Set exercise - Copy out the listing exactly.

#### Stored data ####

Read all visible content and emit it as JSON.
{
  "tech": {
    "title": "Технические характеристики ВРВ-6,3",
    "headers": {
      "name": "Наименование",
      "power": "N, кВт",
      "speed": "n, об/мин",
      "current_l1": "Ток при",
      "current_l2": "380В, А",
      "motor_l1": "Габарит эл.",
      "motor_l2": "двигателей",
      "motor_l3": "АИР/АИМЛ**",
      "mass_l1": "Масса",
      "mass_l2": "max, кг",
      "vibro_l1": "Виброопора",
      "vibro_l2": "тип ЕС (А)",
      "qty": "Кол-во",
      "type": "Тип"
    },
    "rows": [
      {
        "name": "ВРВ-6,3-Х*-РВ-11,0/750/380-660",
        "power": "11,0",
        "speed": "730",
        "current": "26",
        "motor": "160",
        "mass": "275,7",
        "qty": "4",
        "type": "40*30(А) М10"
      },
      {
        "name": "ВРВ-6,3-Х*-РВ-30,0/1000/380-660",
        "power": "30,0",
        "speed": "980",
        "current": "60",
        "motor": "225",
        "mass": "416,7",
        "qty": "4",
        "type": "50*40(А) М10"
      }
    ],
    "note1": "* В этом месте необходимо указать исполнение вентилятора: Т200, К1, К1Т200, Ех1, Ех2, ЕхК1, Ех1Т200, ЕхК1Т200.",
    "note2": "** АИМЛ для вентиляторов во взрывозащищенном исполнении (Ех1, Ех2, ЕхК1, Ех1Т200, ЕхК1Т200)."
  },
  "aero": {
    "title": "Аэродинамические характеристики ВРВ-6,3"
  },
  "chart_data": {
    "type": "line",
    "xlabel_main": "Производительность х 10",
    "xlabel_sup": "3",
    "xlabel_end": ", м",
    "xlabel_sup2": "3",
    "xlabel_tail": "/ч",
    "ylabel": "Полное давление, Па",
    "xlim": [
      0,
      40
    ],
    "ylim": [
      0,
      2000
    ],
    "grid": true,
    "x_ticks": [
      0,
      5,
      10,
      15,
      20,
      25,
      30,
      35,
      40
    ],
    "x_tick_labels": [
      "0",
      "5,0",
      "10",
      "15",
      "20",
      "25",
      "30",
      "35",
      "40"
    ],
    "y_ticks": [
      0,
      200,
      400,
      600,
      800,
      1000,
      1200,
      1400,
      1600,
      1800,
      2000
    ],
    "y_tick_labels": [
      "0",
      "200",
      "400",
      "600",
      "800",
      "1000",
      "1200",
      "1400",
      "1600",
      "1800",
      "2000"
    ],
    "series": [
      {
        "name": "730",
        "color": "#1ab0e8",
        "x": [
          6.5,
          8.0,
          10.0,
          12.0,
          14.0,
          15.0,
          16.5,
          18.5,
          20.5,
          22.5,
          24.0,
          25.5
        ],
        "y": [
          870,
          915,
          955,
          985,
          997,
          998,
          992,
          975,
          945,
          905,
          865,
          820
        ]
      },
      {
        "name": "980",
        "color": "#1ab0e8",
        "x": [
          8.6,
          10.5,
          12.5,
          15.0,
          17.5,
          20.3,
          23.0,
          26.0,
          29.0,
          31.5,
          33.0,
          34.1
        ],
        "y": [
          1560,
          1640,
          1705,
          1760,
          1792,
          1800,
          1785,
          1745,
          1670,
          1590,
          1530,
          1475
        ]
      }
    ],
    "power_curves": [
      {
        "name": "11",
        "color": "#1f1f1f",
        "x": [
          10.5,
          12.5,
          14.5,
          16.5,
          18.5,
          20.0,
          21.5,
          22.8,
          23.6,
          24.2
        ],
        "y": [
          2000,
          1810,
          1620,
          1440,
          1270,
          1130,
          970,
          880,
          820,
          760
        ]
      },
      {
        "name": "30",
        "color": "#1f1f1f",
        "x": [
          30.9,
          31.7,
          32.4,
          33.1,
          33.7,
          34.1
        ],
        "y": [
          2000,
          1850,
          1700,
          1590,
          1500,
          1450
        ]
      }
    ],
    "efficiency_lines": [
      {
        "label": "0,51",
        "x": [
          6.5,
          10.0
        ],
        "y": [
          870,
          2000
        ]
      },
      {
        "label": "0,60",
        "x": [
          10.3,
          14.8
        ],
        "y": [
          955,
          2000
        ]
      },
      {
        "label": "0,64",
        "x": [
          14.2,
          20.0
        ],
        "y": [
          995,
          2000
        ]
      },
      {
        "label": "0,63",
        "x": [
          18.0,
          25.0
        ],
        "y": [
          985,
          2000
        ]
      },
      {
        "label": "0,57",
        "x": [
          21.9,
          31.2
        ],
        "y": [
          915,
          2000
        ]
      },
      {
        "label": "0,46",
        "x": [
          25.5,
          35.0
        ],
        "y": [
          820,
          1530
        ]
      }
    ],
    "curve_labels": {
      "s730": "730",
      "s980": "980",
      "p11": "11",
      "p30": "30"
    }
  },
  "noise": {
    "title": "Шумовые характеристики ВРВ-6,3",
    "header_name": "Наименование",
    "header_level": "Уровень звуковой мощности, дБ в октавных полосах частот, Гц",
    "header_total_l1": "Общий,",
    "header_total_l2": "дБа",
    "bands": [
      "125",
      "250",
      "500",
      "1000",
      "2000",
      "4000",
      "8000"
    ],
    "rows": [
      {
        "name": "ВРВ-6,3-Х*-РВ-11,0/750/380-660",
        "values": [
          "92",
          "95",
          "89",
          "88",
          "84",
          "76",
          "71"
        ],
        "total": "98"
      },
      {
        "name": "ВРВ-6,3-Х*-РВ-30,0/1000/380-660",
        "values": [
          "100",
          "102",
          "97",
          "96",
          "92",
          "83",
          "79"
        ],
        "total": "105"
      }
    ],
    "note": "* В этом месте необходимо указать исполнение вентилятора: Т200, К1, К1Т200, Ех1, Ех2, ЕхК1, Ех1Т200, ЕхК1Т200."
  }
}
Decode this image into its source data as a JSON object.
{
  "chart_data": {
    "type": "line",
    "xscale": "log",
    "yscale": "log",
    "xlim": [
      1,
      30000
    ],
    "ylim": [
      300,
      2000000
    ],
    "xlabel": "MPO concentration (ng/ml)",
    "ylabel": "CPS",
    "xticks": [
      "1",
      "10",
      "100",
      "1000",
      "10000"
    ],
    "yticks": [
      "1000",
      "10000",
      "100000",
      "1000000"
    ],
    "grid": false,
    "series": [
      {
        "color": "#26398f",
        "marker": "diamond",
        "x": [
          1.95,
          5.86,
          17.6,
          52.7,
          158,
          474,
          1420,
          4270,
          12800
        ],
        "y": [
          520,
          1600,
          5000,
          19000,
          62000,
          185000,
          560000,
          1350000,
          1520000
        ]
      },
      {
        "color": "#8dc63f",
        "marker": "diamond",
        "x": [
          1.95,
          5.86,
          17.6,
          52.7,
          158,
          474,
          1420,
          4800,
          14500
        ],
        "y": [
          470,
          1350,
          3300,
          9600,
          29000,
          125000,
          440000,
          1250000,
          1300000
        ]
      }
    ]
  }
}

####

Solved exercise -
Read all visible content and emit it as JSON.
{
  "tech": {
    "title": "Технические характеристики ВРВ-6,3",
    "headers": {
      "name": "Наименование",
      "power": "N, кВт",
      "speed": "n, об/мин",
      "current_l1": "Ток при",
      "current_l2": "380В, А",
      "motor_l1": "Габарит эл.",
      "motor_l2": "двигателей",
      "motor_l3": "АИР/АИМЛ**",
      "mass_l1": "Масса",
      "mass_l2": "max, кг",
      "vibro_l1": "Виброопора",
      "vibro_l2": "тип ЕС (А)",
      "qty": "Кол-во",
      "type": "Тип"
    },
    "rows": [
      {
        "name": "ВРВ-6,3-Х*-РВ-11,0/750/380-660",
        "power": "11,0",
        "speed": "730",
        "current": "26",
        "motor": "160",
        "mass": "275,7",
        "qty": "4",
        "type": "40*30(А) М10"
      },
      {
        "name": "ВРВ-6,3-Х*-РВ-30,0/1000/380-660",
        "power": "30,0",
        "speed": "980",
        "current": "60",
        "motor": "225",
        "mass": "416,7",
        "qty": "4",
        "type": "50*40(А) М10"
      }
    ],
    "note1": "* В этом месте необходимо указать исполнение вентилятора: Т200, К1, К1Т200, Ех1, Ех2, ЕхК1, Ех1Т200, ЕхК1Т200.",
    "note2": "** АИМЛ для вентиляторов во взрывозащищенном исполнении (Ех1, Ех2, ЕхК1, Ех1Т200, ЕхК1Т200)."
  },
  "aero": {
    "title": "Аэродинамические характеристики ВРВ-6,3"
  },
  "chart_data": {
    "type": "line",
    "xlabel_main": "Производительность х 10",
    "xlabel_sup": "3",
    "xlabel_end": ", м",
    "xlabel_sup2": "3",
    "xlabel_tail": "/ч",
    "ylabel": "Полное давление, Па",
    "xlim": [
      0,
      40
    ],
    "ylim": [
      0,
      2000
    ],
    "grid": true,
    "x_ticks": [
      0,
      5,
      10,
      15,
      20,
      25,
      30,
      35,
      40
    ],
    "x_tick_labels": [
      "0",
      "5,0",
      "10",
      "15",
      "20",
      "25",
      "30",
      "35",
      "40"
    ],
    "y_ticks": [
      0,
      200,
      400,
      600,
      800,
      1000,
      1200,
      1400,
      1600,
      1800,
      2000
    ],
    "y_tick_labels": [
      "0",
      "200",
      "400",
      "600",
      "800",
      "1000",
      "1200",
      "1400",
      "1600",
      "1800",
      "2000"
    ],
    "series": [
      {
        "name": "730",
        "color": "#1ab0e8",
        "x": [
          6.5,
          8.0,
          10.0,
          12.0,
          14.0,
          15.0,
          16.5,
          18.5,
          20.5,
          22.5,
          24.0,
          25.5
        ],
        "y": [
          870,
          915,
          955,
          985,
          997,
          998,
          992,
          975,
          945,
          905,
          865,
          820
        ]
      },
      {
        "name": "980",
        "color": "#1ab0e8",
        "x": [
          8.6,
          10.5,
          12.5,
          15.0,
          17.5,
          20.3,
          23.0,
          26.0,
          29.0,
          31.5,
          33.0,
          34.1
        ],
        "y": [
          1560,
          1640,
          1705,
          1760,
          1792,
          1800,
          1785,
          1745,
          1670,
          1590,
          1530,
          1475
        ]
      }
    ],
    "power_curves": [
      {
        "name": "11",
        "color": "#1f1f1f",
        "x": [
          10.5,
          12.5,
          14.5,
          16.5,
          18.5,
          20.0,
          21.5,
          22.8,
          23.6,
          24.2
        ],
        "y": [
          2000,
          1810,
          1620,
          1440,
          1270,
          1130,
          970,
          880,
          820,
          760
        ]
      },
      {
        "name": "30",
        "color": "#1f1f1f",
        "x": [
          30.9,
          31.7,
          32.4,
          33.1,
          33.7,
          34.1
        ],
        "y": [
          2000,
          1850,
          1700,
          1590,
          1500,
          1450
        ]
      }
    ],
    "efficiency_lines": [
      {
        "label": "0,51",
        "x": [
          6.5,
          10.0
        ],
        "y": [
          870,
          2000
        ]
      },
      {
        "label": "0,60",
        "x": [
          10.3,
          14.8
        ],
        "y": [
          955,
          2000
        ]
      },
      {
        "label": "0,64",
        "x": [
          14.2,
          20.0
        ],
        "y": [
          995,
          2000
        ]
      },
      {
        "label": "0,63",
        "x": [
          18.0,
          25.0
        ],
        "y": [
          985,
          2000
        ]
      },
      {
        "label": "0,57",
        "x": [
          21.9,
          31.2
        ],
        "y": [
          915,
          2000
        ]
      },
      {
        "label": "0,46",
        "x": [
          25.5,
          35.0
        ],
        "y": [
          820,
          1530
        ]
      }
    ],
    "curve_labels": {
      "s730": "730",
      "s980": "980",
      "p11": "11",
      "p30": "30"
    }
  },
  "noise": {
    "title": "Шумовые характеристики ВРВ-6,3",
    "header_name": "Наименование",
    "header_level": "Уровень звуковой мощности, дБ в октавных полосах частот, Гц",
    "header_total_l1": "Общий,",
    "header_total_l2": "дБа",
    "bands": [
      "125",
      "250",
      "500",
      "1000",
      "2000",
      "4000",
      "8000"
    ],
    "rows": [
      {
        "name": "ВРВ-6,3-Х*-РВ-11,0/750/380-660",
        "values": [
          "92",
          "95",
          "89",
          "88",
          "84",
          "76",
          "71"
        ],
        "total": "98"
      },
      {
        "name": "ВРВ-6,3-Х*-РВ-30,0/1000/380-660",
        "values": [
          "100",
          "102",
          "97",
          "96",
          "92",
          "83",
          "79"
        ],
        "total": "105"
      }
    ],
    "note": "* В этом месте необходимо указать исполнение вентилятора: Т200, К1, К1Т200, Ех1, Ех2, ЕхК1, Ех1Т200, ЕхК1Т200."
  }
}
Decode this image into its source data as a JSON object.
{
  "chart_data": {
    "type": "line",
    "xscale": "log",
    "yscale": "log",
    "xlim": [
      1,
      30000
    ],
    "ylim": [
      300,
      2000000
    ],
    "xlabel": "MPO concentration (ng/ml)",
    "ylabel": "CPS",
    "xticks": [
      "1",
      "10",
      "100",
      "1000",
      "10000"
    ],
    "yticks": [
      "1000",
      "10000",
      "100000",
      "1000000"
    ],
    "grid": false,
    "series": [
      {
        "color": "#26398f",
        "marker": "diamond",
        "x": [
          1.95,
          5.86,
          17.6,
          52.7,
          158,
          474,
          1420,
          4270,
          12800
        ],
        "y": [
          520,
          1600,
          5000,
          19000,
          62000,
          185000,
          560000,
          1350000,
          1520000
        ]
      },
      {
        "color": "#8dc63f",
        "marker": "diamond",
        "x": [
          1.95,
          5.86,
          17.6,
          52.7,
          158,
          474,
          1420,
          4800,
          14500
        ],
        "y": [
          470,
          1350,
          3300,
          9600,
          29000,
          125000,
          440000,
          1250000,
          1300000
        ]
      }
    ]
  }
}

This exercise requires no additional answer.